- [Stated exercise]: Scan the listing below. Report each line that includes "Mitteleinstiegen".

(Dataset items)
— Start —
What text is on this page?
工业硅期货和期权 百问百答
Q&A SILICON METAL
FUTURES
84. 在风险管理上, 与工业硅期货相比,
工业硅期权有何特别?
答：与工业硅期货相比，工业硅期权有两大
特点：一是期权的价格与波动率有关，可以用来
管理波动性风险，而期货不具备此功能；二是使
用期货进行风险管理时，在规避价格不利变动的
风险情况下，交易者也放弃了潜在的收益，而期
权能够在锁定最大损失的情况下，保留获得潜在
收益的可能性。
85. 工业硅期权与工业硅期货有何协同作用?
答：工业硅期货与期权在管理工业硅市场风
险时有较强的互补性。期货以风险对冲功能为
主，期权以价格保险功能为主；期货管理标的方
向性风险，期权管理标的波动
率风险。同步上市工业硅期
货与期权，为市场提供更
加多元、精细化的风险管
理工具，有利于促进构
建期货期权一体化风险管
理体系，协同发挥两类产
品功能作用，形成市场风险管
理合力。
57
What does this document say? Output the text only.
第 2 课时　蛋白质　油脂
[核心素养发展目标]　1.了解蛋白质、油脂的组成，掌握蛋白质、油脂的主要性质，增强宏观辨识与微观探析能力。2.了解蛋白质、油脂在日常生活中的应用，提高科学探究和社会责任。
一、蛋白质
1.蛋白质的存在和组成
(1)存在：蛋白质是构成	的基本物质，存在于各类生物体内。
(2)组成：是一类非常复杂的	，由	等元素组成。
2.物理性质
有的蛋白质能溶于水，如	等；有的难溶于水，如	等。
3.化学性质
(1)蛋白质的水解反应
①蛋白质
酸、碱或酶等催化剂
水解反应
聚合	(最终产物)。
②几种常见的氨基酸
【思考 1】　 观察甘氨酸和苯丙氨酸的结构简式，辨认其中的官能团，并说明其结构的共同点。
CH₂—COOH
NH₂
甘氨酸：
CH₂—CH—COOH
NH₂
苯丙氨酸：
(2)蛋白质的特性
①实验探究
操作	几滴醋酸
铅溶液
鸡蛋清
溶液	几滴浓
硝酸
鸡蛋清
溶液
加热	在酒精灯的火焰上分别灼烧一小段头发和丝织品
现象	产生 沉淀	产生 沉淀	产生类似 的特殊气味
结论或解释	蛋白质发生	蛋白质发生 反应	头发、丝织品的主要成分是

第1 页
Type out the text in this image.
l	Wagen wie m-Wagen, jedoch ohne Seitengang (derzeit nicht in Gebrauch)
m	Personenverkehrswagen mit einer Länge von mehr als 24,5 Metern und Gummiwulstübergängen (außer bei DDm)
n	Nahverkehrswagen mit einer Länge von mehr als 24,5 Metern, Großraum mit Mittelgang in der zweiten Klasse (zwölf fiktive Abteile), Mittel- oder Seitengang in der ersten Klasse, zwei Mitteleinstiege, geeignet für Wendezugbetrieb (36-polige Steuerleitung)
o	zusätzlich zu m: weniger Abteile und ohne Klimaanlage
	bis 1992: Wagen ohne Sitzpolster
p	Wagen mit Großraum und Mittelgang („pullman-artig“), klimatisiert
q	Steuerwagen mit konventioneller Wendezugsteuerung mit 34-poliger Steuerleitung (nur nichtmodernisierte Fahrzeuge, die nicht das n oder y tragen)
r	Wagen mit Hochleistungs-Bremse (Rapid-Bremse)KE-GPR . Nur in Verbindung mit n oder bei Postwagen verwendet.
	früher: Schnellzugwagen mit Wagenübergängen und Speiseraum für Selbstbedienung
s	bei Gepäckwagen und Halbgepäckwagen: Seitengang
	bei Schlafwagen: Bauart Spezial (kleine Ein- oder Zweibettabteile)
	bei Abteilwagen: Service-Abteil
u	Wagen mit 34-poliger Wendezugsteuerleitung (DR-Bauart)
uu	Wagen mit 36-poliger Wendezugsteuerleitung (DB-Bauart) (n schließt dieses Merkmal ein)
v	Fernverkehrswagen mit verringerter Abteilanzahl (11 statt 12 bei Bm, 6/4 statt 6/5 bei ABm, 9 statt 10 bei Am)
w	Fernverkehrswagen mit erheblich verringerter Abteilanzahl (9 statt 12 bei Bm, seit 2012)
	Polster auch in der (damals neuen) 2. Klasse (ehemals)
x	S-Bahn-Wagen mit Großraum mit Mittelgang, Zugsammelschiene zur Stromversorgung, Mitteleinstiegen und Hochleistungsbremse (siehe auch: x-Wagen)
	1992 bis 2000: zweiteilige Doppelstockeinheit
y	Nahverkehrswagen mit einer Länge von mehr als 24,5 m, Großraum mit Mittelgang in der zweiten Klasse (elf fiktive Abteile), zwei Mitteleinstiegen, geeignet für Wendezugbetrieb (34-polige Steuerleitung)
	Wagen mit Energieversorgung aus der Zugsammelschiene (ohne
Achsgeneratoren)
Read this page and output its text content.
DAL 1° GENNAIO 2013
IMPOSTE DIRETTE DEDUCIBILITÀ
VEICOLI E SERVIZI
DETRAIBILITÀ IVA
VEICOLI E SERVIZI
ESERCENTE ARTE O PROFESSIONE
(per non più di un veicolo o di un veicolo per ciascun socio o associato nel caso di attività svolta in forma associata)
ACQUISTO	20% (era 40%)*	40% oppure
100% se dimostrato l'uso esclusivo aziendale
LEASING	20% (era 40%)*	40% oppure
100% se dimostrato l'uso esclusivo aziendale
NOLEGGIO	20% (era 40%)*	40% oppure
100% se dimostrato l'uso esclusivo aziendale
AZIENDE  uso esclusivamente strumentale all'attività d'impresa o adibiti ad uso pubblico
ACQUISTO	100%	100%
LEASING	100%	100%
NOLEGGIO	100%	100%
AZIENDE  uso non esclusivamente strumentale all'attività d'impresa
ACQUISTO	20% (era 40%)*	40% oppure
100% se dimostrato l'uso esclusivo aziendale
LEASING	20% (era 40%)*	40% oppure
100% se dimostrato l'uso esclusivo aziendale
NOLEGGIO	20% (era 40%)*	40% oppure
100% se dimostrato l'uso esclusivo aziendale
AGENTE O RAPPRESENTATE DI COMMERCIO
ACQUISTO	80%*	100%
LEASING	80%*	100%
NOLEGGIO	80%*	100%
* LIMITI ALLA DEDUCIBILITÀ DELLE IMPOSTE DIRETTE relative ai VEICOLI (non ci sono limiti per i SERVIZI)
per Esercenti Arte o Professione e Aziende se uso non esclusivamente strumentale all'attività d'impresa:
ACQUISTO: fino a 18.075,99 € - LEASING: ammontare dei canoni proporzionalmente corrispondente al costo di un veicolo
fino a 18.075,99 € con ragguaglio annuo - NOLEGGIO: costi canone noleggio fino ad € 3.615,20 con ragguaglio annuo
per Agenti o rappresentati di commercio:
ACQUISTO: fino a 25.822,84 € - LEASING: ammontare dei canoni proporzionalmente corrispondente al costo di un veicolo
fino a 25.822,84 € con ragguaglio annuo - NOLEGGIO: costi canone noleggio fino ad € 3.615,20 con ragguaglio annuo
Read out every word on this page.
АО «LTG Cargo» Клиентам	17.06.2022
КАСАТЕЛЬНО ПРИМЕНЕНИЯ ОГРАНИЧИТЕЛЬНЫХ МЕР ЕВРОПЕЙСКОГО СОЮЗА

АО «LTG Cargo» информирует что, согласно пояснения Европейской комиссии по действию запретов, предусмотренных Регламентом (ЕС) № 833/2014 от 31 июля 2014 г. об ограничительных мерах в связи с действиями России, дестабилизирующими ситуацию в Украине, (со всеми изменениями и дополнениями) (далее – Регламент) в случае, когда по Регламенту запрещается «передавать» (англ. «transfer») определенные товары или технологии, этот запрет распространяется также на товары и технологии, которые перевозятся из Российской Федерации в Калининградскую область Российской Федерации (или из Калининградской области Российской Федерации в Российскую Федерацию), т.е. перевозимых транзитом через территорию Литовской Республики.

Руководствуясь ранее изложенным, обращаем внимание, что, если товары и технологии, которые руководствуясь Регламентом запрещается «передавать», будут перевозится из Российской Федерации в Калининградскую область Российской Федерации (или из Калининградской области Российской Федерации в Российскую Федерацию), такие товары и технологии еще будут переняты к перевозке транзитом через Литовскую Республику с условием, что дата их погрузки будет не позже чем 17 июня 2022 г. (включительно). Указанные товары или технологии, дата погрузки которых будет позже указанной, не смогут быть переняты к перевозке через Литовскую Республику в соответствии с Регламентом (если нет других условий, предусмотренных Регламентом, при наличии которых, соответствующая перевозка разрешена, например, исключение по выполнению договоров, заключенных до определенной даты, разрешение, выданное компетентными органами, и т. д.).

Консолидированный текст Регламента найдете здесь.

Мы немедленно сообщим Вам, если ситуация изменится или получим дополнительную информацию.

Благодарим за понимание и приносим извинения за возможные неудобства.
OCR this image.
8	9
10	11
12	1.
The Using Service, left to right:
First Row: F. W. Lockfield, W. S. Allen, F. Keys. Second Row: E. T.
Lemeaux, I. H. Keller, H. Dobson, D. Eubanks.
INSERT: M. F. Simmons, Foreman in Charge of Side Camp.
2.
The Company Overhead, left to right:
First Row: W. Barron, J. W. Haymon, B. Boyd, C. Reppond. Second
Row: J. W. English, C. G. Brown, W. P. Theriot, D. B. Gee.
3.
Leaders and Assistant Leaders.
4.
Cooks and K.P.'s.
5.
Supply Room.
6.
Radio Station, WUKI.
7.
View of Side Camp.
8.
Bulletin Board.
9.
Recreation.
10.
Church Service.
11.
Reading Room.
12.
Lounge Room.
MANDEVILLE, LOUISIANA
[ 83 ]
— End —
- [The response]:
x	S-Bahn-Wagen mit Großraum mit Mittelgang, Zugsammelschiene zur Stromversorgung, Mitteleinstiegen und Hochleistungsbremse (siehe auch: x-Wagen)
y	Nahverkehrswagen mit einer Länge von mehr als 24,5 m, Großraum mit Mittelgang in der zweiten Klasse (elf fiktive Abteile), zwei Mitteleinstiegen, geeignet für Wendezugbetrieb (34-polige Steuerleitung)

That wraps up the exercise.